- _What to do_
What is the number of lines containing the string "注意事项"? Answer with the number only.

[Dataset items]
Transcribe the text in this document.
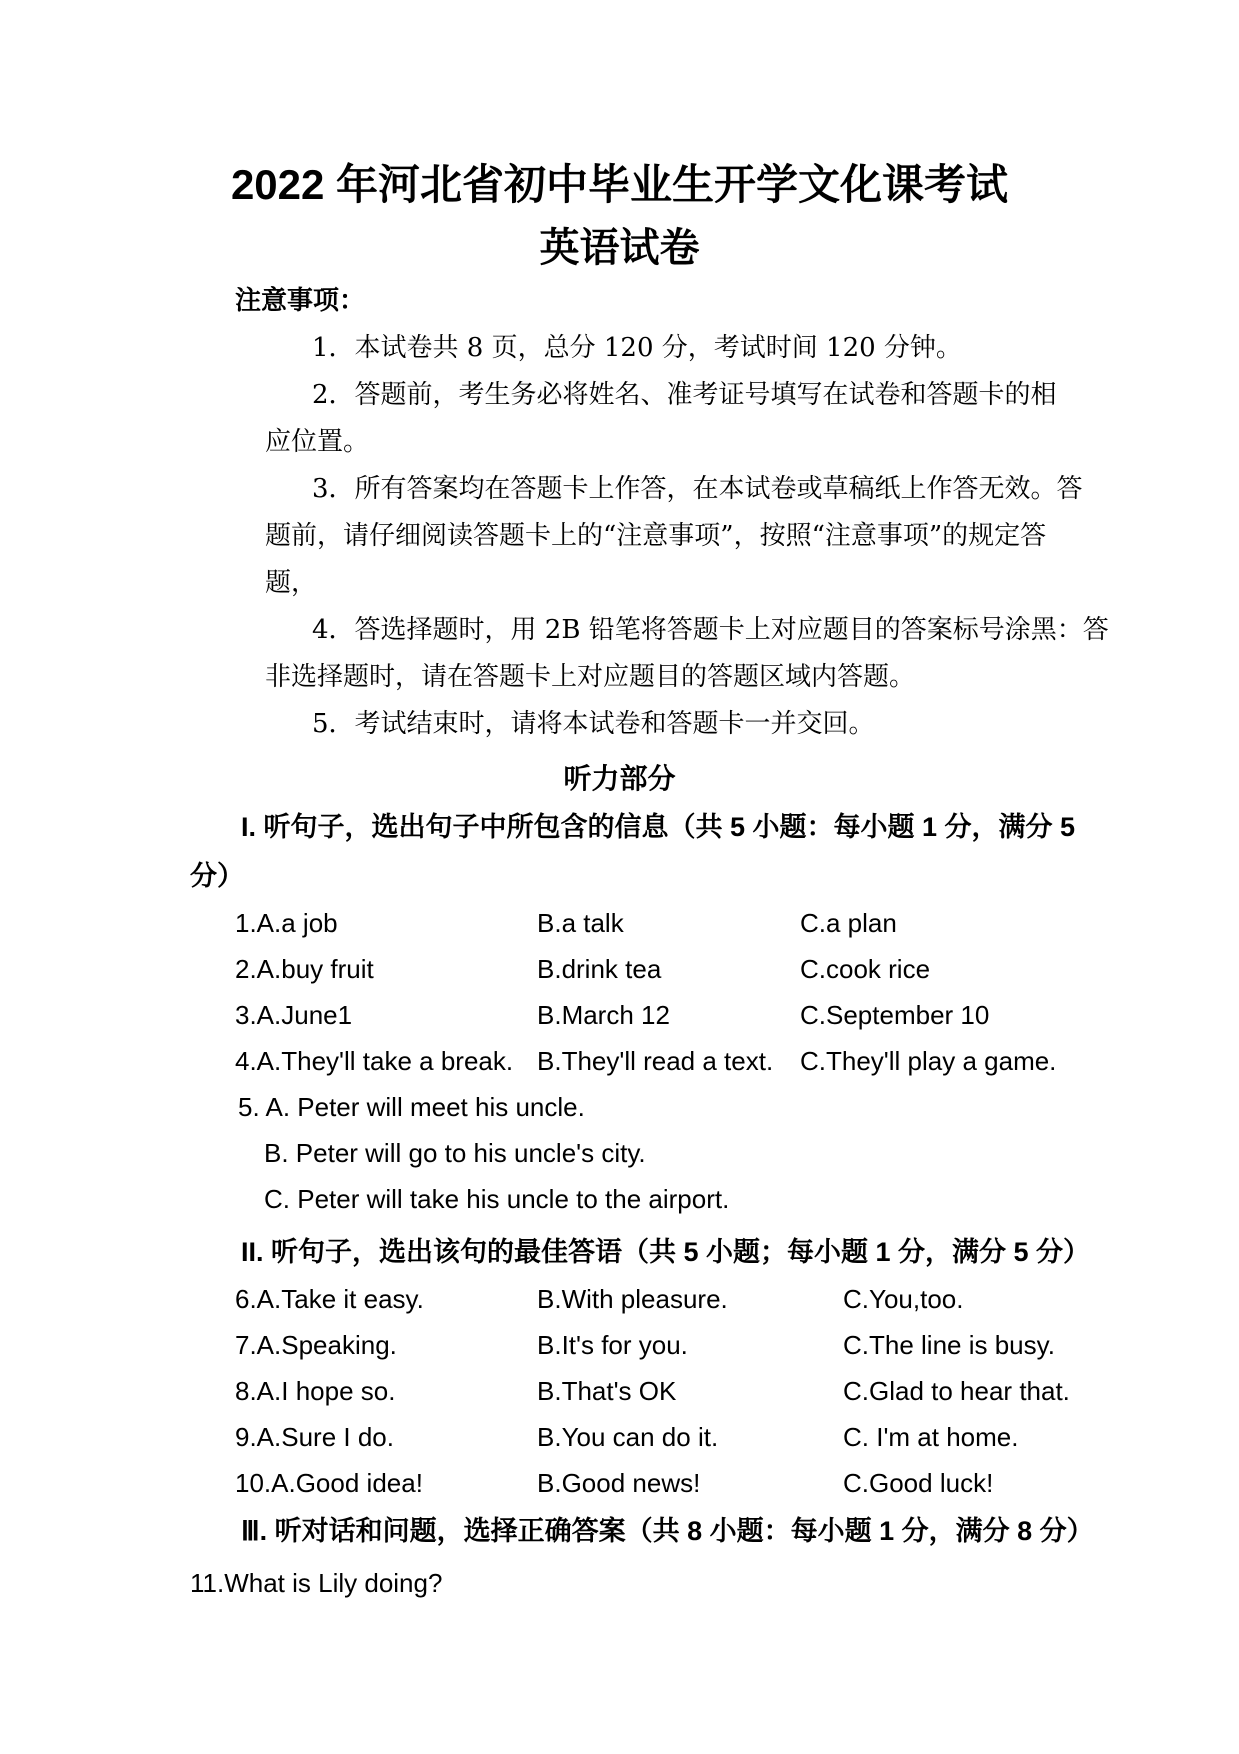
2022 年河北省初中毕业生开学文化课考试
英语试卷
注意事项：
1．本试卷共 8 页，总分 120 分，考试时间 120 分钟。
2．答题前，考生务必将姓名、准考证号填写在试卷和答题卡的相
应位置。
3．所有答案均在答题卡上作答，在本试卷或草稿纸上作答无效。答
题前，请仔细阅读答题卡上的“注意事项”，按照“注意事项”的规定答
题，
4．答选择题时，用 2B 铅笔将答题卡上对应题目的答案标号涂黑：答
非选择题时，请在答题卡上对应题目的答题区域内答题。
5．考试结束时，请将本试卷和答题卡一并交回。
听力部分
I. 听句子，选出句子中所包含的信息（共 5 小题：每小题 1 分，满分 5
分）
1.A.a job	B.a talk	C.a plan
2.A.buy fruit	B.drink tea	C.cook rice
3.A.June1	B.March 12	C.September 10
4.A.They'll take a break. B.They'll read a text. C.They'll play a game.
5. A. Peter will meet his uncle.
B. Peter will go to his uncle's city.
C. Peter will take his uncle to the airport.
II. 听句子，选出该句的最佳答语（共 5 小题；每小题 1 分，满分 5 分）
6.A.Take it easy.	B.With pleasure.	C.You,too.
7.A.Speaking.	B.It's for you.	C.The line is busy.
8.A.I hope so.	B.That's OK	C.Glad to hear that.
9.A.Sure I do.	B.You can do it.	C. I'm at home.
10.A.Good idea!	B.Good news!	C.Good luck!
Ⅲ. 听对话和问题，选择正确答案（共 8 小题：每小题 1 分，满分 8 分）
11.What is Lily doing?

- _Task result_
2